### YOUR INSTRUCTIONS
Every record should be copied exactly, except that pictures are to be omitted.

(Saved data entries)
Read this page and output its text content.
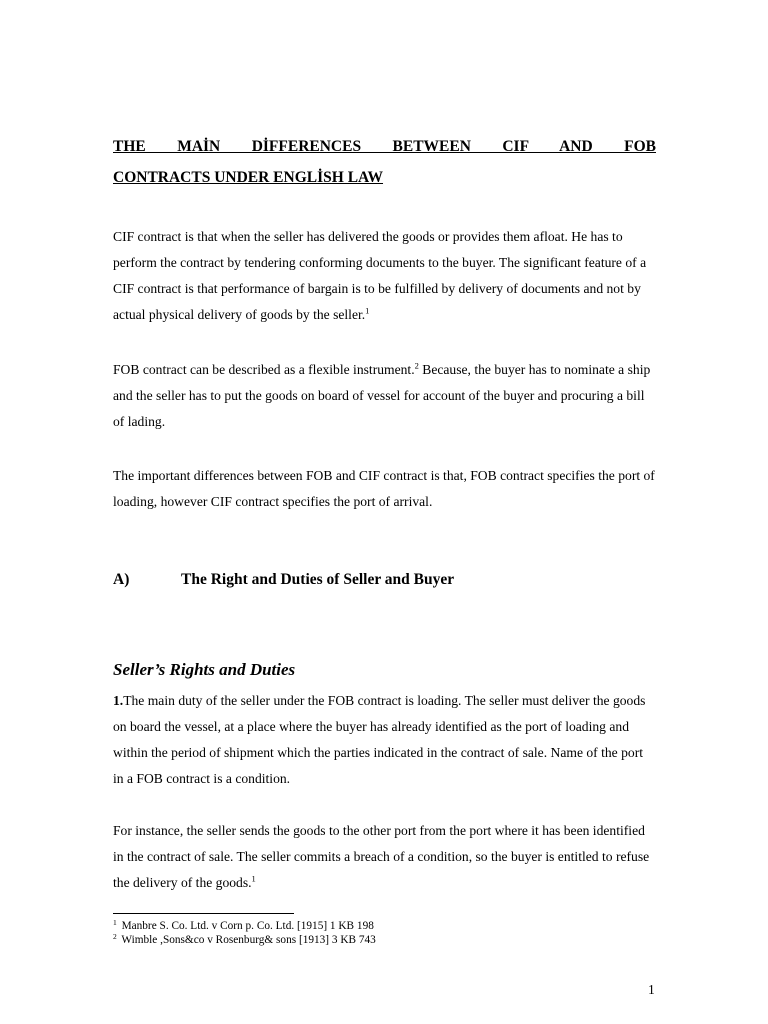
THE MAİN DİFFERENCES BETWEEN CIF AND FOB
CONTRACTS UNDER ENGLİSH LAW

CIF contract is that when the seller has delivered the goods or provides them afloat. He has to perform the contract by tendering conforming documents to the buyer. The significant feature of a CIF contract is that performance of bargain is to be fulfilled by delivery of documents and not by actual physical delivery of goods by the seller.$^1$

FOB contract can be described as a flexible instrument.$^2$ Because, the buyer has to nominate a ship and the seller has to put the goods on board of vessel for account of the buyer and procuring a bill of lading.

The important differences between FOB and CIF contract is that, FOB contract specifies the port of loading, however CIF contract specifies the port of arrival.

A)	The Right and Duties of Seller and Buyer
Seller’s Rights and Duties

1.The main duty of the seller under the FOB contract is loading. The seller must deliver the goods on board the vessel, at a place where the buyer has already identified as the port of loading and within the period of shipment which the parties indicated in the contract of sale. Name of the port in a FOB contract is a condition.

For instance, the seller sends the goods to the other port from the port where it has been identified in the contract of sale. The seller commits a breach of a condition, so the buyer is entitled to refuse the delivery of the goods.$^1$

$^1$ Manbre S. Co. Ltd. v Corn p. Co. Ltd. [1915] 1 KB 198

$^2$ Wimble ,Sons&co v Rosenburg& sons [1913] 3 KB 743

1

### TASK ANSWER
Read this page and output its text content.
THE MAİN DİFFERENCES BETWEEN CIF AND FOB
CONTRACTS UNDER ENGLİSH LAW

CIF contract is that when the seller has delivered the goods or provides them afloat. He has to perform the contract by tendering conforming documents to the buyer. The significant feature of a CIF contract is that performance of bargain is to be fulfilled by delivery of documents and not by actual physical delivery of goods by the seller.$^1$

FOB contract can be described as a flexible instrument.$^2$ Because, the buyer has to nominate a ship and the seller has to put the goods on board of vessel for account of the buyer and procuring a bill of lading.

The important differences between FOB and CIF contract is that, FOB contract specifies the port of loading, however CIF contract specifies the port of arrival.

A)	The Right and Duties of Seller and Buyer
Seller’s Rights and Duties

1.The main duty of the seller under the FOB contract is loading. The seller must deliver the goods on board the vessel, at a place where the buyer has already identified as the port of loading and within the period of shipment which the parties indicated in the contract of sale. Name of the port in a FOB contract is a condition.

For instance, the seller sends the goods to the other port from the port where it has been identified in the contract of sale. The seller commits a breach of a condition, so the buyer is entitled to refuse the delivery of the goods.$^1$

$^1$ Manbre S. Co. Ltd. v Corn p. Co. Ltd. [1915] 1 KB 198

$^2$ Wimble ,Sons&co v Rosenburg& sons [1913] 3 KB 743

1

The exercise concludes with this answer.